Instructions for the task: Repeat the records below exactly, leaving out any pictures.

Exercise material:
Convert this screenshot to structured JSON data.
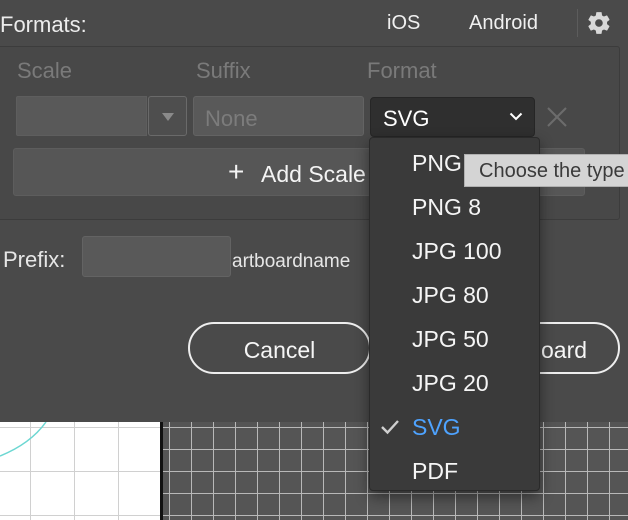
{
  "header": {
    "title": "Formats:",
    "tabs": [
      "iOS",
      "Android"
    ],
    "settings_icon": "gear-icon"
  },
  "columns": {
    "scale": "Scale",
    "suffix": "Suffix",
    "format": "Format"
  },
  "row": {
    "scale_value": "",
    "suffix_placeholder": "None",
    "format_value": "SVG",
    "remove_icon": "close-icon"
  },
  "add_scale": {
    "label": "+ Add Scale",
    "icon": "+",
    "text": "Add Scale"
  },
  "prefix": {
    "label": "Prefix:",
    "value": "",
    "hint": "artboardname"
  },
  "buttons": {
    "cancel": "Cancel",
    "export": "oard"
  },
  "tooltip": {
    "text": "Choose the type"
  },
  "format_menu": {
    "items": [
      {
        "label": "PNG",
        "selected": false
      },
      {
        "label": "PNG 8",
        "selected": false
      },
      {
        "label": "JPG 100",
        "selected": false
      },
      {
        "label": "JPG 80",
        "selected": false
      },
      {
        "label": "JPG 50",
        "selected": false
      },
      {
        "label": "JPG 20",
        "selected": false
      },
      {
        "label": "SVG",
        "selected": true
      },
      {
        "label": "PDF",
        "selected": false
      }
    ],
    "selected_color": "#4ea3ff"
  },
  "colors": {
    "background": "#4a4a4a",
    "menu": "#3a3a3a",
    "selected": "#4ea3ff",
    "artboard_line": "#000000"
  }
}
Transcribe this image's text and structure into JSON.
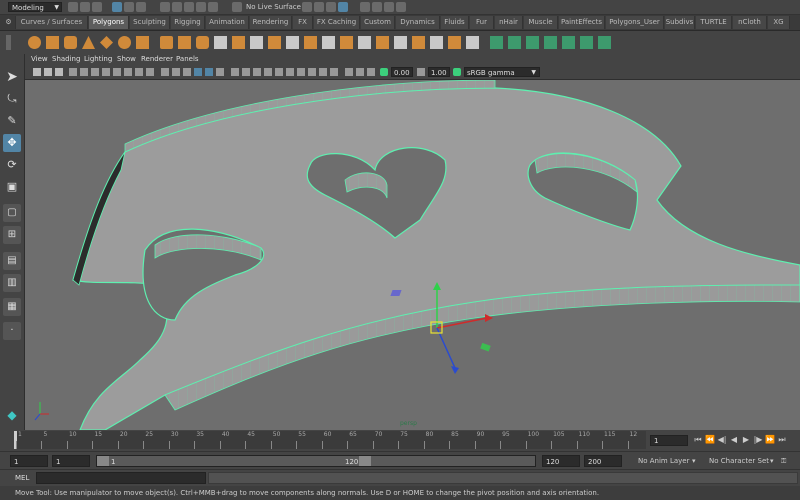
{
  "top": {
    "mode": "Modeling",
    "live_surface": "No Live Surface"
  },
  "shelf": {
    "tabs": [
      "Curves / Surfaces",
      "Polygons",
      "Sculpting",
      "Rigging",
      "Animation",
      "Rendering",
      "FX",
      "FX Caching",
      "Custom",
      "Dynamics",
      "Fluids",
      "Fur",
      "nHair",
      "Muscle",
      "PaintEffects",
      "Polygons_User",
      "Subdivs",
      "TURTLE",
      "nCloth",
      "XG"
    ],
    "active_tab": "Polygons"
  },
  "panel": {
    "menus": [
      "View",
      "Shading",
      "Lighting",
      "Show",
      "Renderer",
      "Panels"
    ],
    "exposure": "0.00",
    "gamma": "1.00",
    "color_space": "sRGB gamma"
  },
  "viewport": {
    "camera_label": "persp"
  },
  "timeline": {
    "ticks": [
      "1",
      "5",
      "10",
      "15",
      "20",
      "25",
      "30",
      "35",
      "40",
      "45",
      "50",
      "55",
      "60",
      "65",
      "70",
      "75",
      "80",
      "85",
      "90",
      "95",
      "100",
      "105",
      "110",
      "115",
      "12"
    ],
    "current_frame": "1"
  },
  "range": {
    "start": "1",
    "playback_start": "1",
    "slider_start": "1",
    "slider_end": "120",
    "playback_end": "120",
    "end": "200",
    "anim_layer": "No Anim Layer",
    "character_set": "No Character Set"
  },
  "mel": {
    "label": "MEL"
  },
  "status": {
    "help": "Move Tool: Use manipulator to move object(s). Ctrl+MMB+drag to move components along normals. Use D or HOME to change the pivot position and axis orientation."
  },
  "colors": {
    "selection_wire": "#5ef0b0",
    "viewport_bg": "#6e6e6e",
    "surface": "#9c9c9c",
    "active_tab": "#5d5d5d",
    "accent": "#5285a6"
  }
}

Task output:
Convert this screenshot to structured JSON data.
{
  "header": {
    "title": "Formats:",
    "tabs": [
      "iOS",
      "Android"
    ],
    "settings_icon": "gear-icon"
  },
  "columns": {
    "scale": "Scale",
    "suffix": "Suffix",
    "format": "Format"
  },
  "row": {
    "scale_value": "",
    "suffix_placeholder": "None",
    "format_value": "SVG",
    "remove_icon": "close-icon"
  },
  "add_scale": {
    "label": "+ Add Scale",
    "icon": "+",
    "text": "Add Scale"
  },
  "prefix": {
    "label": "Prefix:",
    "value": "",
    "hint": "artboardname"
  },
  "buttons": {
    "cancel": "Cancel",
    "export": "oard"
  },
  "tooltip": {
    "text": "Choose the type"
  },
  "format_menu": {
    "items": [
      {
        "label": "PNG",
        "selected": false
      },
      {
        "label": "PNG 8",
        "selected": false
      },
      {
        "label": "JPG 100",
        "selected": false
      },
      {
        "label": "JPG 80",
        "selected": false
      },
      {
        "label": "JPG 50",
        "selected": false
      },
      {
        "label": "JPG 20",
        "selected": false
      },
      {
        "label": "SVG",
        "selected": true
      },
      {
        "label": "PDF",
        "selected": false
      }
    ],
    "selected_color": "#4ea3ff"
  },
  "colors": {
    "background": "#4a4a4a",
    "menu": "#3a3a3a",
    "selected": "#4ea3ff",
    "artboard_line": "#000000"
  }
}
Transcribe this image's text and structure into JSON.
{
  "top": {
    "mode": "Modeling",
    "live_surface": "No Live Surface"
  },
  "shelf": {
    "tabs": [
      "Curves / Surfaces",
      "Polygons",
      "Sculpting",
      "Rigging",
      "Animation",
      "Rendering",
      "FX",
      "FX Caching",
      "Custom",
      "Dynamics",
      "Fluids",
      "Fur",
      "nHair",
      "Muscle",
      "PaintEffects",
      "Polygons_User",
      "Subdivs",
      "TURTLE",
      "nCloth",
      "XG"
    ],
    "active_tab": "Polygons"
  },
  "panel": {
    "menus": [
      "View",
      "Shading",
      "Lighting",
      "Show",
      "Renderer",
      "Panels"
    ],
    "exposure": "0.00",
    "gamma": "1.00",
    "color_space": "sRGB gamma"
  },
  "viewport": {
    "camera_label": "persp"
  },
  "timeline": {
    "ticks": [
      "1",
      "5",
      "10",
      "15",
      "20",
      "25",
      "30",
      "35",
      "40",
      "45",
      "50",
      "55",
      "60",
      "65",
      "70",
      "75",
      "80",
      "85",
      "90",
      "95",
      "100",
      "105",
      "110",
      "115",
      "12"
    ],
    "current_frame": "1"
  },
  "range": {
    "start": "1",
    "playback_start": "1",
    "slider_start": "1",
    "slider_end": "120",
    "playback_end": "120",
    "end": "200",
    "anim_layer": "No Anim Layer",
    "character_set": "No Character Set"
  },
  "mel": {
    "label": "MEL"
  },
  "status": {
    "help": "Move Tool: Use manipulator to move object(s). Ctrl+MMB+drag to move components along normals. Use D or HOME to change the pivot position and axis orientation."
  },
  "colors": {
    "selection_wire": "#5ef0b0",
    "viewport_bg": "#6e6e6e",
    "surface": "#9c9c9c",
    "active_tab": "#5d5d5d",
    "accent": "#5285a6"
  }
}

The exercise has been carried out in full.